┌────────

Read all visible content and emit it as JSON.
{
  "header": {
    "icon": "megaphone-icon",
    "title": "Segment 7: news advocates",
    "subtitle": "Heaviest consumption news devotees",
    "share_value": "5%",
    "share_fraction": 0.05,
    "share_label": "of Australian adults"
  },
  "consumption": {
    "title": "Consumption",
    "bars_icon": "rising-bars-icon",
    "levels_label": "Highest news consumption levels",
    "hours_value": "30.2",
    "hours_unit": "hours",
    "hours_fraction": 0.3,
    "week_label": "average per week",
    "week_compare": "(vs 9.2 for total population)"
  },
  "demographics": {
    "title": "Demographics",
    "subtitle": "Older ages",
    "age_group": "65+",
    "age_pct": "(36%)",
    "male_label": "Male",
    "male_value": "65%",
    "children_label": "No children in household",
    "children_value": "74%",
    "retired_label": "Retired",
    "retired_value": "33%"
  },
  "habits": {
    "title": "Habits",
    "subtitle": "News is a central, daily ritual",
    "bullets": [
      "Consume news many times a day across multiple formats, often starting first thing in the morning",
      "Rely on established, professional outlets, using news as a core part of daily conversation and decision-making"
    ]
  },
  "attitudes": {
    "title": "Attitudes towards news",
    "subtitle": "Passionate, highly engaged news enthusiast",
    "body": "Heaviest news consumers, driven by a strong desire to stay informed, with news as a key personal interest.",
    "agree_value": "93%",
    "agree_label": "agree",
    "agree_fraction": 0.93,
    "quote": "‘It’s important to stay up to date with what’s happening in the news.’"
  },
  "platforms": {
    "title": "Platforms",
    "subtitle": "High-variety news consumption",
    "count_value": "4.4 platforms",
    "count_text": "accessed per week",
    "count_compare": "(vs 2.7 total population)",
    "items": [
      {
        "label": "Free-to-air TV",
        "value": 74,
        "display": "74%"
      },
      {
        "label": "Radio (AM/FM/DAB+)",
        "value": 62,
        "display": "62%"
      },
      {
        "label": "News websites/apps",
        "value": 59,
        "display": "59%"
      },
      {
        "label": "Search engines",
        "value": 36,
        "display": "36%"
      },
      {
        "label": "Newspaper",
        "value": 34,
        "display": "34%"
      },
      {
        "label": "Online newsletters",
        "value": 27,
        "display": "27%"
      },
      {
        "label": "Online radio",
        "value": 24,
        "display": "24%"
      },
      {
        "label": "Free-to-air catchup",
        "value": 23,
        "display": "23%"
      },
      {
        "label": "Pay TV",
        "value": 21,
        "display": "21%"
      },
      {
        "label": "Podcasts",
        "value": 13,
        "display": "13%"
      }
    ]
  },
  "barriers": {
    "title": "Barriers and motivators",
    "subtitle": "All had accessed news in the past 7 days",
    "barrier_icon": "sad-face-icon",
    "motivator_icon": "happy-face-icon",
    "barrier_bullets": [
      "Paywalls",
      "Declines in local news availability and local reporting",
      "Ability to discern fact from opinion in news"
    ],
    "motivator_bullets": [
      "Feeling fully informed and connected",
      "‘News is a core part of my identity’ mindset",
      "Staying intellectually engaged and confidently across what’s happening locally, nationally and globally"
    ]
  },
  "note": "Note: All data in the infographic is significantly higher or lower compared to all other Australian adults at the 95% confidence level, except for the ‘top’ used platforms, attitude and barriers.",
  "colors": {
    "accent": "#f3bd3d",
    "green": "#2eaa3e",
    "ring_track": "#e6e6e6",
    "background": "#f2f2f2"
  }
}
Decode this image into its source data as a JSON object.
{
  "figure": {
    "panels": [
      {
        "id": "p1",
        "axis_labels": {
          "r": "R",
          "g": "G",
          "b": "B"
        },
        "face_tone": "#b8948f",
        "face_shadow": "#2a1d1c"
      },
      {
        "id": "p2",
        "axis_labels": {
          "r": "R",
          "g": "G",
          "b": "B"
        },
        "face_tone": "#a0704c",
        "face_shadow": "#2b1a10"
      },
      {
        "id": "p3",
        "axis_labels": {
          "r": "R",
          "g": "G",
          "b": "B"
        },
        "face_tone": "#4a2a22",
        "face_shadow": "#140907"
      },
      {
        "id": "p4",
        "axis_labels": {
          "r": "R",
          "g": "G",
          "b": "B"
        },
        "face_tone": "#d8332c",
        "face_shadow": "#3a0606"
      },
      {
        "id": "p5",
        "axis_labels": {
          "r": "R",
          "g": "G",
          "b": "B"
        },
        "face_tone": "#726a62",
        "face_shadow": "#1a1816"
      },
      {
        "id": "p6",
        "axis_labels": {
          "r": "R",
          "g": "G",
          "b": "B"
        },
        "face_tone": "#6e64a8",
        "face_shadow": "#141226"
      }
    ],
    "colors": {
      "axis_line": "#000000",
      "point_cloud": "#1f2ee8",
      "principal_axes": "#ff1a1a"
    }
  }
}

└────────

Directive: Output the line containing "Decode this image" and all lines after it to the end of the records, exactly as given.

Solution to this task:
Decode this image into its source data as a JSON object.
{
  "figure": {
    "panels": [
      {
        "id": "p1",
        "axis_labels": {
          "r": "R",
          "g": "G",
          "b": "B"
        },
        "face_tone": "#b8948f",
        "face_shadow": "#2a1d1c"
      },
      {
        "id": "p2",
        "axis_labels": {
          "r": "R",
          "g": "G",
          "b": "B"
        },
        "face_tone": "#a0704c",
        "face_shadow": "#2b1a10"
      },
      {
        "id": "p3",
        "axis_labels": {
          "r": "R",
          "g": "G",
          "b": "B"
        },
        "face_tone": "#4a2a22",
        "face_shadow": "#140907"
      },
      {
        "id": "p4",
        "axis_labels": {
          "r": "R",
          "g": "G",
          "b": "B"
        },
        "face_tone": "#d8332c",
        "face_shadow": "#3a0606"
      },
      {
        "id": "p5",
        "axis_labels": {
          "r": "R",
          "g": "G",
          "b": "B"
        },
        "face_tone": "#726a62",
        "face_shadow": "#1a1816"
      },
      {
        "id": "p6",
        "axis_labels": {
          "r": "R",
          "g": "G",
          "b": "B"
        },
        "face_tone": "#6e64a8",
        "face_shadow": "#141226"
      }
    ],
    "colors": {
      "axis_line": "#000000",
      "point_cloud": "#1f2ee8",
      "principal_axes": "#ff1a1a"
    }
  }
}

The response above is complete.